=== Data for this exercise ===
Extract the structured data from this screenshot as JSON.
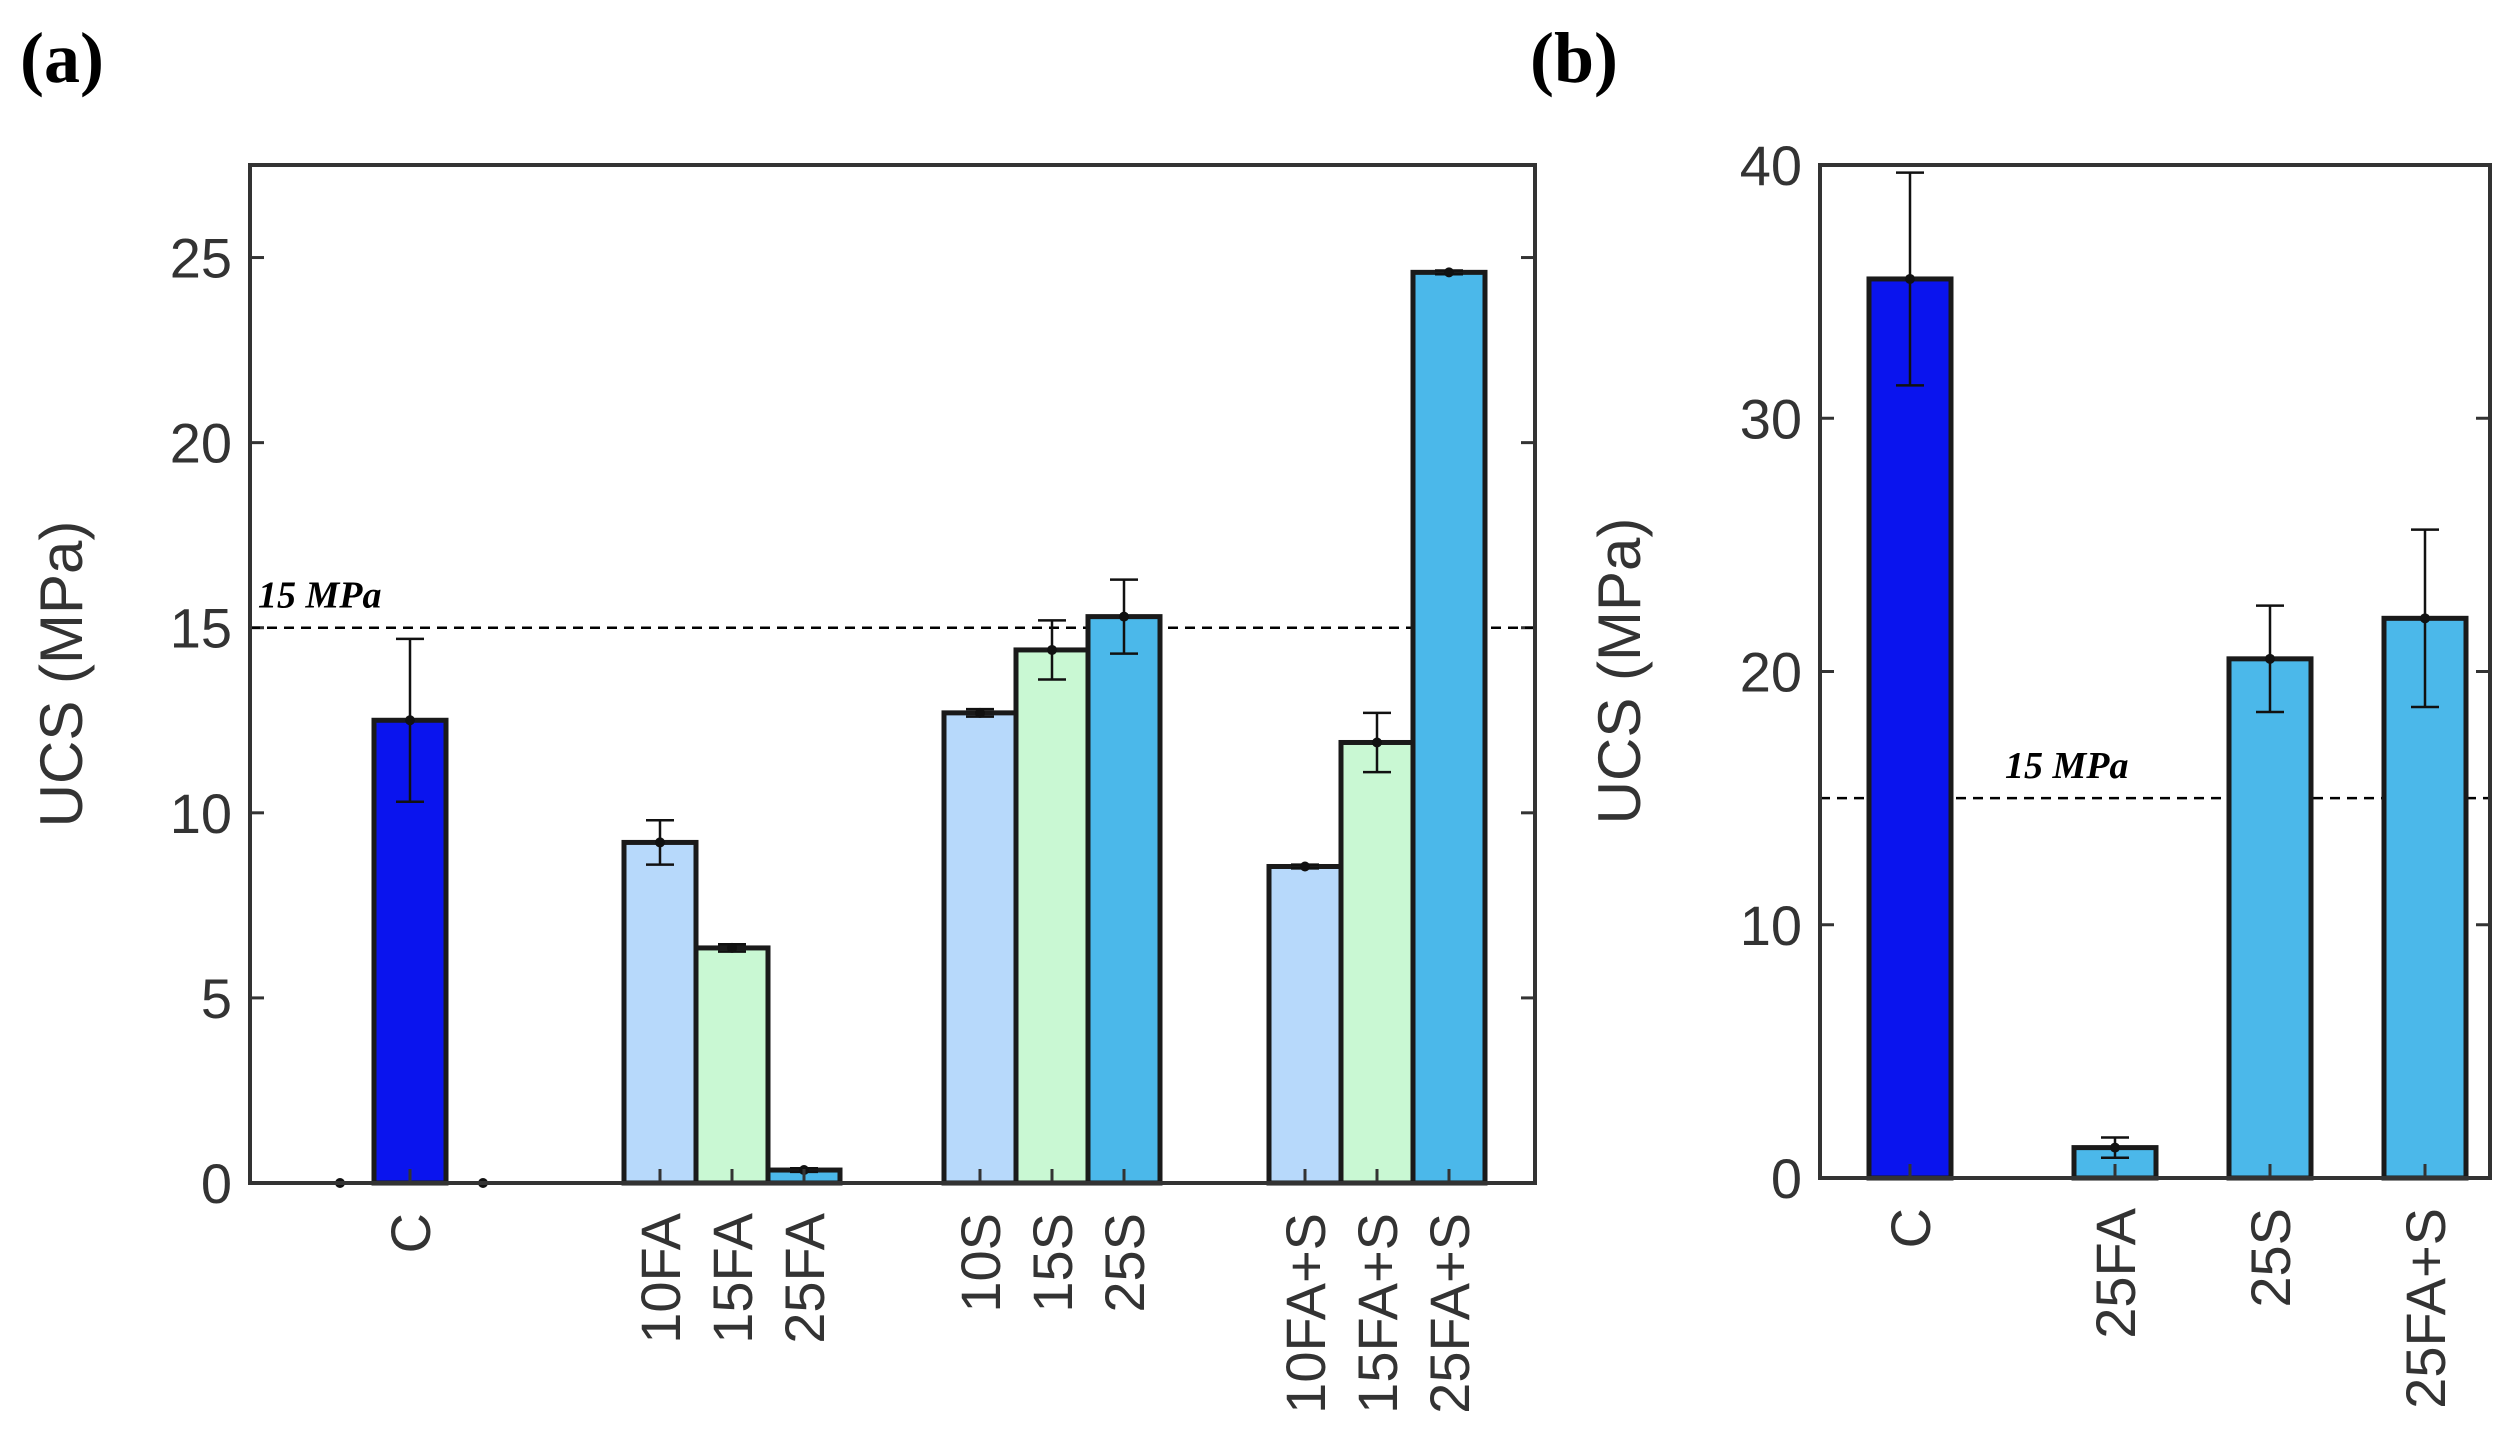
{
  "chart_data": [
    {
      "panel_label": "(a)",
      "type": "bar",
      "ylabel": "UCS (MPa)",
      "ylim": [
        0,
        27.5
      ],
      "yticks": [
        "0",
        "5",
        "10",
        "15",
        "20",
        "25"
      ],
      "reference_line": {
        "value": 15,
        "label": "15 MPa",
        "style": "dashed"
      },
      "groups": [
        {
          "bars": [
            {
              "label": "C",
              "value": 12.5,
              "error": 2.2,
              "color": "#0a14ee"
            }
          ]
        },
        {
          "bars": [
            {
              "label": "10FA",
              "value": 9.2,
              "error": 0.6,
              "color": "#b7d9fb"
            },
            {
              "label": "15FA",
              "value": 6.35,
              "error": 0.1,
              "color": "#c9f8d3"
            },
            {
              "label": "25FA",
              "value": 0.35,
              "error": 0.05,
              "color": "#4bb8ea"
            }
          ]
        },
        {
          "bars": [
            {
              "label": "10S",
              "value": 12.7,
              "error": 0.1,
              "color": "#b7d9fb"
            },
            {
              "label": "15S",
              "value": 14.4,
              "error": 0.8,
              "color": "#c9f8d3"
            },
            {
              "label": "25S",
              "value": 15.3,
              "error": 1.0,
              "color": "#4bb8ea"
            }
          ]
        },
        {
          "bars": [
            {
              "label": "10FA+S",
              "value": 8.55,
              "error": 0.05,
              "color": "#b7d9fb"
            },
            {
              "label": "15FA+S",
              "value": 11.9,
              "error": 0.8,
              "color": "#c9f8d3"
            },
            {
              "label": "25FA+S",
              "value": 24.6,
              "error": 0.05,
              "color": "#4bb8ea"
            }
          ]
        }
      ]
    },
    {
      "panel_label": "(b)",
      "type": "bar",
      "ylabel": "UCS (MPa)",
      "ylim": [
        0,
        40
      ],
      "yticks": [
        "0",
        "10",
        "20",
        "30",
        "40"
      ],
      "reference_line": {
        "value": 15,
        "label": "15 MPa",
        "style": "dashed"
      },
      "bars": [
        {
          "label": "C",
          "value": 35.5,
          "error": 4.2,
          "color": "#0a14ee"
        },
        {
          "label": "25FA",
          "value": 1.2,
          "error": 0.4,
          "color": "#4bb8ea"
        },
        {
          "label": "25S",
          "value": 20.5,
          "error": 2.1,
          "color": "#4bb8ea"
        },
        {
          "label": "25FA+S",
          "value": 22.1,
          "error": 3.5,
          "color": "#4bb8ea"
        }
      ]
    }
  ]
}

=== Exercise requirements ===
The data above needs to be retyped exactly, with the images left out.

=== Answer to this task ===
Extract the structured data from this screenshot as JSON.
{
  "chart_data": [
    {
      "panel_label": "(a)",
      "type": "bar",
      "ylabel": "UCS (MPa)",
      "ylim": [
        0,
        27.5
      ],
      "yticks": [
        "0",
        "5",
        "10",
        "15",
        "20",
        "25"
      ],
      "reference_line": {
        "value": 15,
        "label": "15 MPa",
        "style": "dashed"
      },
      "groups": [
        {
          "bars": [
            {
              "label": "C",
              "value": 12.5,
              "error": 2.2,
              "color": "#0a14ee"
            }
          ]
        },
        {
          "bars": [
            {
              "label": "10FA",
              "value": 9.2,
              "error": 0.6,
              "color": "#b7d9fb"
            },
            {
              "label": "15FA",
              "value": 6.35,
              "error": 0.1,
              "color": "#c9f8d3"
            },
            {
              "label": "25FA",
              "value": 0.35,
              "error": 0.05,
              "color": "#4bb8ea"
            }
          ]
        },
        {
          "bars": [
            {
              "label": "10S",
              "value": 12.7,
              "error": 0.1,
              "color": "#b7d9fb"
            },
            {
              "label": "15S",
              "value": 14.4,
              "error": 0.8,
              "color": "#c9f8d3"
            },
            {
              "label": "25S",
              "value": 15.3,
              "error": 1.0,
              "color": "#4bb8ea"
            }
          ]
        },
        {
          "bars": [
            {
              "label": "10FA+S",
              "value": 8.55,
              "error": 0.05,
              "color": "#b7d9fb"
            },
            {
              "label": "15FA+S",
              "value": 11.9,
              "error": 0.8,
              "color": "#c9f8d3"
            },
            {
              "label": "25FA+S",
              "value": 24.6,
              "error": 0.05,
              "color": "#4bb8ea"
            }
          ]
        }
      ]
    },
    {
      "panel_label": "(b)",
      "type": "bar",
      "ylabel": "UCS (MPa)",
      "ylim": [
        0,
        40
      ],
      "yticks": [
        "0",
        "10",
        "20",
        "30",
        "40"
      ],
      "reference_line": {
        "value": 15,
        "label": "15 MPa",
        "style": "dashed"
      },
      "bars": [
        {
          "label": "C",
          "value": 35.5,
          "error": 4.2,
          "color": "#0a14ee"
        },
        {
          "label": "25FA",
          "value": 1.2,
          "error": 0.4,
          "color": "#4bb8ea"
        },
        {
          "label": "25S",
          "value": 20.5,
          "error": 2.1,
          "color": "#4bb8ea"
        },
        {
          "label": "25FA+S",
          "value": 22.1,
          "error": 3.5,
          "color": "#4bb8ea"
        }
      ]
    }
  ]
}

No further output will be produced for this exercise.